*EXERCISE DESCRIPTION*
What is the number of lines holding the word "yngre"? Give that number alone.

*DATA SHOWN*

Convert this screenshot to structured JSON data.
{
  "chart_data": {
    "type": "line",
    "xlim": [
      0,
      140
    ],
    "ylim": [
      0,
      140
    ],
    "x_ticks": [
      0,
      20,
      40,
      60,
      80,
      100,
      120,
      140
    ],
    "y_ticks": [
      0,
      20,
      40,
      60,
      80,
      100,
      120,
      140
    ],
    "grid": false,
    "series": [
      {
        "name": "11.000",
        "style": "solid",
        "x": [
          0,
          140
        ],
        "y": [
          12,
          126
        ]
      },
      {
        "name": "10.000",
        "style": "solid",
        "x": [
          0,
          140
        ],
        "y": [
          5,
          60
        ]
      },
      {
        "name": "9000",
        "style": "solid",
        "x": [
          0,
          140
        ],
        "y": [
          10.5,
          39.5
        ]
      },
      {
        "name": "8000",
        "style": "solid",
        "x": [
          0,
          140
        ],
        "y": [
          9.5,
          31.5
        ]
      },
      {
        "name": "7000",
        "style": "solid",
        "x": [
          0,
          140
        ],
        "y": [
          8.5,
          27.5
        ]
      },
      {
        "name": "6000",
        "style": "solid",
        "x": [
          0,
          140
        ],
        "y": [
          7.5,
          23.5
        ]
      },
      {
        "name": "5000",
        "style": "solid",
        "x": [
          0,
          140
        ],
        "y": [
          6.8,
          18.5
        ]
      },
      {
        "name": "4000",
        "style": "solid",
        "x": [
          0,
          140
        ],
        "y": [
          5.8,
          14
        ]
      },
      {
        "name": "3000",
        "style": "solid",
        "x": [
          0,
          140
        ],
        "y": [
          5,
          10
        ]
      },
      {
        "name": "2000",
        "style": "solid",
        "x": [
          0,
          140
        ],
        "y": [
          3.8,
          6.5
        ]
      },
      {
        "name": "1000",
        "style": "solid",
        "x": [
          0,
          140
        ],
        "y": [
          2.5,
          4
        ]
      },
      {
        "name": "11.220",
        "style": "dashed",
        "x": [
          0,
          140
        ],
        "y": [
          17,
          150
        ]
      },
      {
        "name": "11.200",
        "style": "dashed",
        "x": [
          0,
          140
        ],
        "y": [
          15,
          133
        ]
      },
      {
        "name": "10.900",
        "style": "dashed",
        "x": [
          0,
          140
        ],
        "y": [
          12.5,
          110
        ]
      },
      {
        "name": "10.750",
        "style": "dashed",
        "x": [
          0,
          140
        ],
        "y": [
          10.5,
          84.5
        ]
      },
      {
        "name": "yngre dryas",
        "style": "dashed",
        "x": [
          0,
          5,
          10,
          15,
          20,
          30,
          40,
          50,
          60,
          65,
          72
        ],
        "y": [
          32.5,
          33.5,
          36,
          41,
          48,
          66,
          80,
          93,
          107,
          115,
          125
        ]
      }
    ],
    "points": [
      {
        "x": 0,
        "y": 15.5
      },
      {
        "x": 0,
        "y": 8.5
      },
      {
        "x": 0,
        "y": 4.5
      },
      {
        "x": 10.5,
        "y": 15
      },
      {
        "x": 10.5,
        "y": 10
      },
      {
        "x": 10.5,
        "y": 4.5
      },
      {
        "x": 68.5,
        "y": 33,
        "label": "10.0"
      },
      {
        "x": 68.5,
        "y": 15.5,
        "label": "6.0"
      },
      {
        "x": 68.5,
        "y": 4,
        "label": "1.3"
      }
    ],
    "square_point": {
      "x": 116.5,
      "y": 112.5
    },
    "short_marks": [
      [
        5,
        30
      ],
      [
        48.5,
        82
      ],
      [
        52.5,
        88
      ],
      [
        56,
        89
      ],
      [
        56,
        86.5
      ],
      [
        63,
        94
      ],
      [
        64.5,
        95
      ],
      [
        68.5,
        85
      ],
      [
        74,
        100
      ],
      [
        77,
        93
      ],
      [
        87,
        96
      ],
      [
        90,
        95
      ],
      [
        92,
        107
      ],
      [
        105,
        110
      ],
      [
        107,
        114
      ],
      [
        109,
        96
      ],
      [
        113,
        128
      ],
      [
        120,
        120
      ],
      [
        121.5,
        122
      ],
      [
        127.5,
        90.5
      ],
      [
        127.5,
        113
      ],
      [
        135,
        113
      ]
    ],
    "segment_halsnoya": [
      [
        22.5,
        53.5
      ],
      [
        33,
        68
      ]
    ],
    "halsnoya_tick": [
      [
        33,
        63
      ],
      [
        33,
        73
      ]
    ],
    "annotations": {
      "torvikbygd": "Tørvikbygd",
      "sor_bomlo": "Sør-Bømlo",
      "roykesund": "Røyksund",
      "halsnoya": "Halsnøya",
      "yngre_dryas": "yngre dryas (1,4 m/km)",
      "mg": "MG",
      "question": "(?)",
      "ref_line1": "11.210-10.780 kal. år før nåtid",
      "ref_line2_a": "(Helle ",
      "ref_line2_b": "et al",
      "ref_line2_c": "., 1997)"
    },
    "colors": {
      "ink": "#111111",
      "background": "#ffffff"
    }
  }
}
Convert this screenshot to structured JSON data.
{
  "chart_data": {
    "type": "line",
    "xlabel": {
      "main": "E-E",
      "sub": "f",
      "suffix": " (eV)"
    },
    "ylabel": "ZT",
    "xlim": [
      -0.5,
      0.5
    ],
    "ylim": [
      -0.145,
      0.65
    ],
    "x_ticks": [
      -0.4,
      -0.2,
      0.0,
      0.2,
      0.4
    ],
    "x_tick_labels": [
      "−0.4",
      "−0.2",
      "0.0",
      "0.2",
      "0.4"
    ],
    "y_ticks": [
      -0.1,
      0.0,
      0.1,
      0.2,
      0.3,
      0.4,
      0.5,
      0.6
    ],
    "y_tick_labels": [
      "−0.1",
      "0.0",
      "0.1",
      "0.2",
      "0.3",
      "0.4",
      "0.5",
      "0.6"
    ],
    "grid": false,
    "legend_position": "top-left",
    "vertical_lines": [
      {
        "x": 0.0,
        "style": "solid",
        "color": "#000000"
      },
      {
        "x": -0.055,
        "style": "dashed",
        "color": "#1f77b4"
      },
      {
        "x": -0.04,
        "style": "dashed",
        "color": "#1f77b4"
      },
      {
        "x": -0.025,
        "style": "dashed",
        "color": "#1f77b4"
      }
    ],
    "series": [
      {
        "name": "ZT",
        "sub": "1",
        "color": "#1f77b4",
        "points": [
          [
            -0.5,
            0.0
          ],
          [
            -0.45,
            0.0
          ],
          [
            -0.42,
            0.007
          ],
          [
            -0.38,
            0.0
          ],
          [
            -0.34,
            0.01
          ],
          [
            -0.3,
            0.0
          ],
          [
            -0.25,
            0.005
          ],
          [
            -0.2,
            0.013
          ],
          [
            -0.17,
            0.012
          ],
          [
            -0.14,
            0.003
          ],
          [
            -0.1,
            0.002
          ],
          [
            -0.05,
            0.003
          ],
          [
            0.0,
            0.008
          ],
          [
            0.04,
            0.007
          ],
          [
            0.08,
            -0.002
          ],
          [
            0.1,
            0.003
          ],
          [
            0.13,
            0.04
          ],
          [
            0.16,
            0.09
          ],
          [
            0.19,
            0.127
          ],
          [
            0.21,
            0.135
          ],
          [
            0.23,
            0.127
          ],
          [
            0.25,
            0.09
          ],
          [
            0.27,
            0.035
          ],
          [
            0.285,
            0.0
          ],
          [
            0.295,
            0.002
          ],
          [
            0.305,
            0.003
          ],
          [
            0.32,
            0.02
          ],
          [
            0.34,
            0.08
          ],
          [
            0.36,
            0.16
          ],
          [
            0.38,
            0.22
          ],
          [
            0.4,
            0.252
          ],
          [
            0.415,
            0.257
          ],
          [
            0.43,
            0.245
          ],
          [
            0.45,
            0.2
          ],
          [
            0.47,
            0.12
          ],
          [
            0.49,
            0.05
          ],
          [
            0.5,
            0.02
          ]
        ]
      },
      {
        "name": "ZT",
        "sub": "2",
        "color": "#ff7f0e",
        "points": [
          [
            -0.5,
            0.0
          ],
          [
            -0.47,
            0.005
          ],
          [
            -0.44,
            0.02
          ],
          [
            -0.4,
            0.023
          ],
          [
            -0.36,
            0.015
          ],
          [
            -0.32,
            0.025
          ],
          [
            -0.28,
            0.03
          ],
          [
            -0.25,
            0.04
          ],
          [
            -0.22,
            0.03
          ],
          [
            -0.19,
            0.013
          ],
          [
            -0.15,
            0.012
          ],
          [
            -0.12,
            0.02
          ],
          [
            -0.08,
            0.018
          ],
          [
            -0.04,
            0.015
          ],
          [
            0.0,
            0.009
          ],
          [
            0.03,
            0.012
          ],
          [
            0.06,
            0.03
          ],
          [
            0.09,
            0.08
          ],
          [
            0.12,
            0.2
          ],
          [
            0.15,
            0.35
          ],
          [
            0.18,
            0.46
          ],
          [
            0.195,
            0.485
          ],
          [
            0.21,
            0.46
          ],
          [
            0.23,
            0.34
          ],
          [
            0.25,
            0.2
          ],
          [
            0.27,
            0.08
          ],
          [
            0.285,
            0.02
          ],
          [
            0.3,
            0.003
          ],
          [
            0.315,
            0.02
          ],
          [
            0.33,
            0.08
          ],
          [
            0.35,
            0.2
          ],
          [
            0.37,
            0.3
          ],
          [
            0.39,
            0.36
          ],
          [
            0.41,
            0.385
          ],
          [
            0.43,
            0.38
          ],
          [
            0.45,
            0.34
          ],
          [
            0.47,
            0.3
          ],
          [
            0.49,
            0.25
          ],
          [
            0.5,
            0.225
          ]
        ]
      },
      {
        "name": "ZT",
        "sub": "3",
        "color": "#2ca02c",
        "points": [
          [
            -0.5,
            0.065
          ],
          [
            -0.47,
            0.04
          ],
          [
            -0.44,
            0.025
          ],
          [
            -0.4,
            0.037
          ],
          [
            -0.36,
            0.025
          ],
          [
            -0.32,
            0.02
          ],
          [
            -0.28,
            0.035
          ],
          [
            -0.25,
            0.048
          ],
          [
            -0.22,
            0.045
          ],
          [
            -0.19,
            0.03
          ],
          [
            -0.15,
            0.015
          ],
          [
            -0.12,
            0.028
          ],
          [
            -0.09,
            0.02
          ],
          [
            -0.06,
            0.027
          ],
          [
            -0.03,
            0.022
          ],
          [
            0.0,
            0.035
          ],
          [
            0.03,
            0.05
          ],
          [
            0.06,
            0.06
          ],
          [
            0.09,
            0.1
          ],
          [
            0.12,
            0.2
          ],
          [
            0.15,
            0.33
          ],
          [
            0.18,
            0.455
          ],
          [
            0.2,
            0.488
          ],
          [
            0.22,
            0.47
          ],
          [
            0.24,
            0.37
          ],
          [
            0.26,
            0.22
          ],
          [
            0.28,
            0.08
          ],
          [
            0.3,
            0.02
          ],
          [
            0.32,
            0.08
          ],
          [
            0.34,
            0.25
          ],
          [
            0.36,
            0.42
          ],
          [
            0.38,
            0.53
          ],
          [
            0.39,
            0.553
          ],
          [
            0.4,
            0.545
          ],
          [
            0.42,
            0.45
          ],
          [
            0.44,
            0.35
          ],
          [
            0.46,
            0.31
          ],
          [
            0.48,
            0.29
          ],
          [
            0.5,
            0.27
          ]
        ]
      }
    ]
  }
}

*RESULT BELOW*
2